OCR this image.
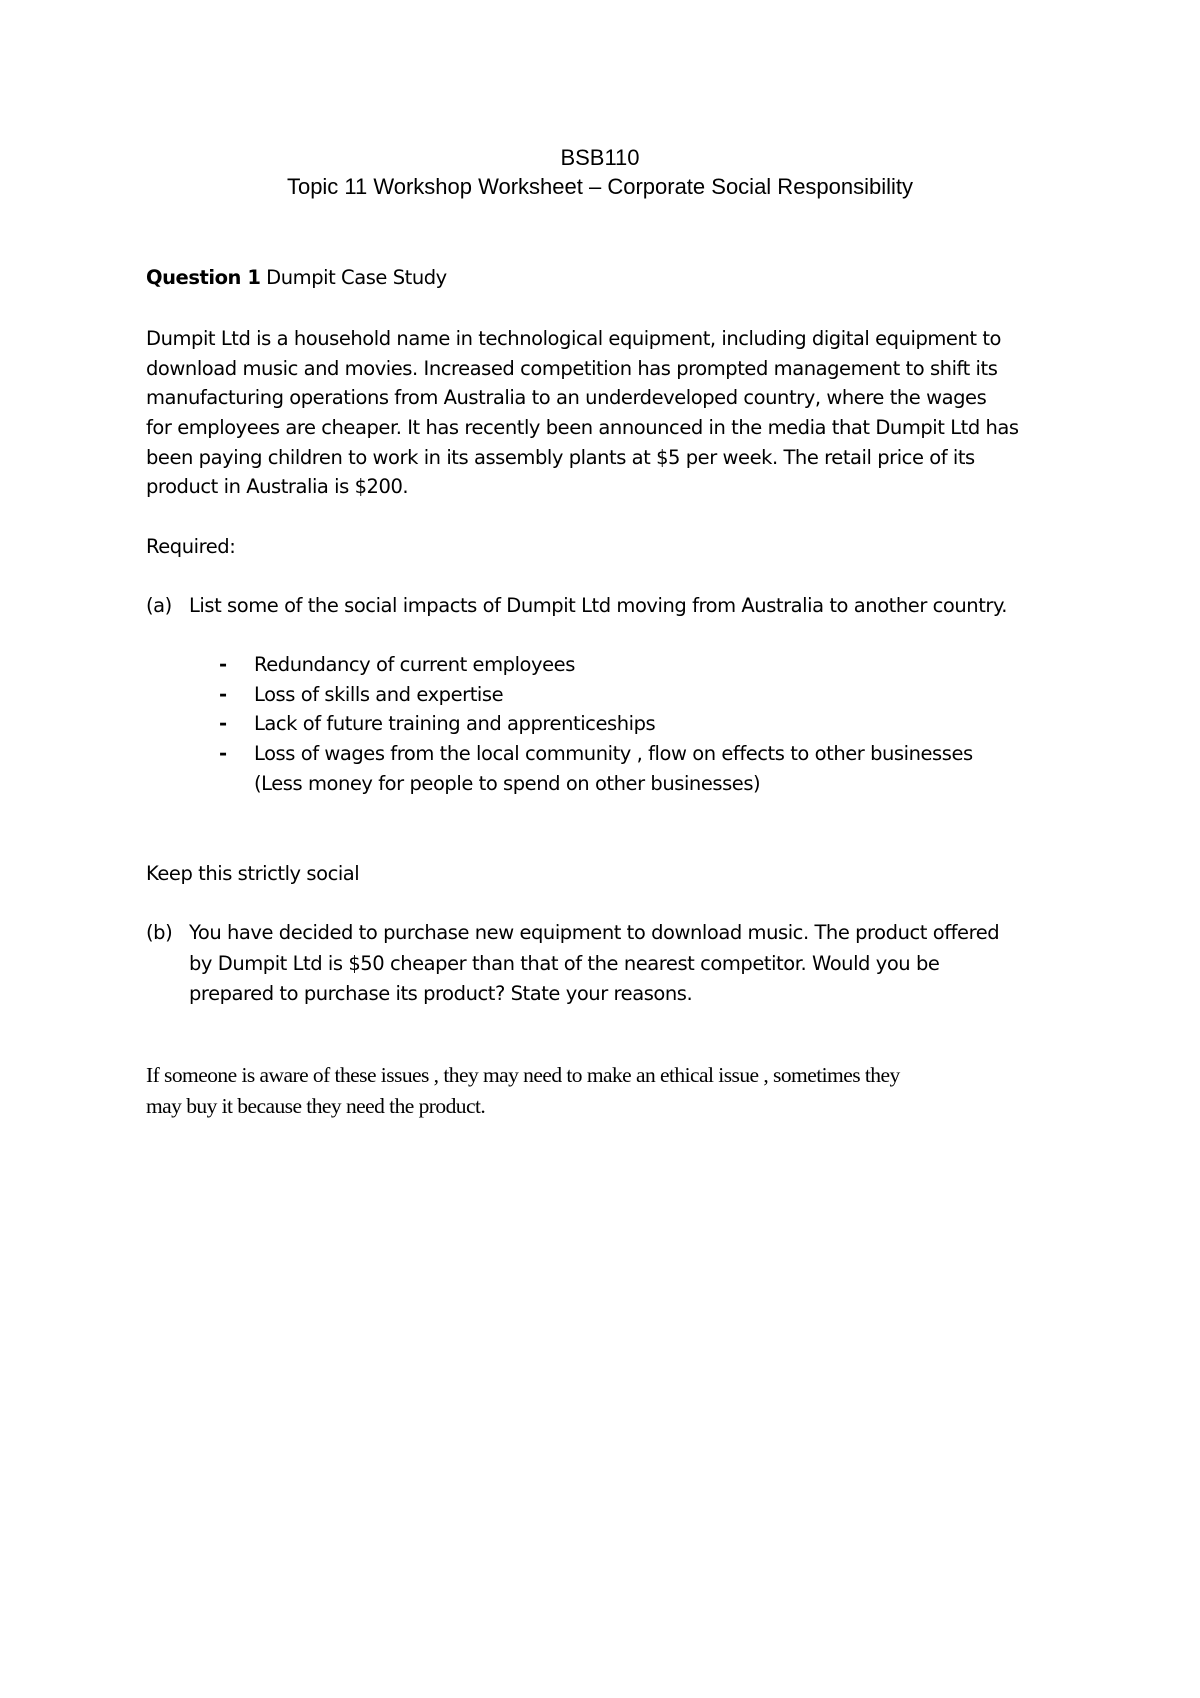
BSB110
Topic 11 Workshop Worksheet – Corporate Social Responsibility
Question 1 Dumpit Case Study
Dumpit Ltd is a household name in technological equipment, including digital equipment to
download music and movies. Increased competition has prompted management to shift its
manufacturing operations from Australia to an underdeveloped country, where the wages
for employees are cheaper. It has recently been announced in the media that Dumpit Ltd has
been paying children to work in its assembly plants at $5 per week. The retail price of its
product in Australia is $200.
Required:
(a) List some of the social impacts of Dumpit Ltd moving from Australia to another country.
- Redundancy of current employees
- Loss of skills and expertise
- Lack of future training and apprenticeships
- Loss of wages from the local community , flow on effects to other businesses
(Less money for people to spend on other businesses)
Keep this strictly social
(b) You have decided to purchase new equipment to download music. The product offered
by Dumpit Ltd is $50 cheaper than that of the nearest competitor. Would you be
prepared to purchase its product? State your reasons.
If someone is aware of these issues , they may need to make an ethical issue , sometimes they
may buy it because they need the product.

--- Written problem ---
Keep the pictures out and write out the records exactly.

--- Correct output ---
OCR this image.
BSB110
Topic 11 Workshop Worksheet – Corporate Social Responsibility
Question 1 Dumpit Case Study
Dumpit Ltd is a household name in technological equipment, including digital equipment to
download music and movies. Increased competition has prompted management to shift its
manufacturing operations from Australia to an underdeveloped country, where the wages
for employees are cheaper. It has recently been announced in the media that Dumpit Ltd has
been paying children to work in its assembly plants at $5 per week. The retail price of its
product in Australia is $200.
Required:
(a) List some of the social impacts of Dumpit Ltd moving from Australia to another country.
- Redundancy of current employees
- Loss of skills and expertise
- Lack of future training and apprenticeships
- Loss of wages from the local community , flow on effects to other businesses
(Less money for people to spend on other businesses)
Keep this strictly social
(b) You have decided to purchase new equipment to download music. The product offered
by Dumpit Ltd is $50 cheaper than that of the nearest competitor. Would you be
prepared to purchase its product? State your reasons.
If someone is aware of these issues , they may need to make an ethical issue , sometimes they
may buy it because they need the product.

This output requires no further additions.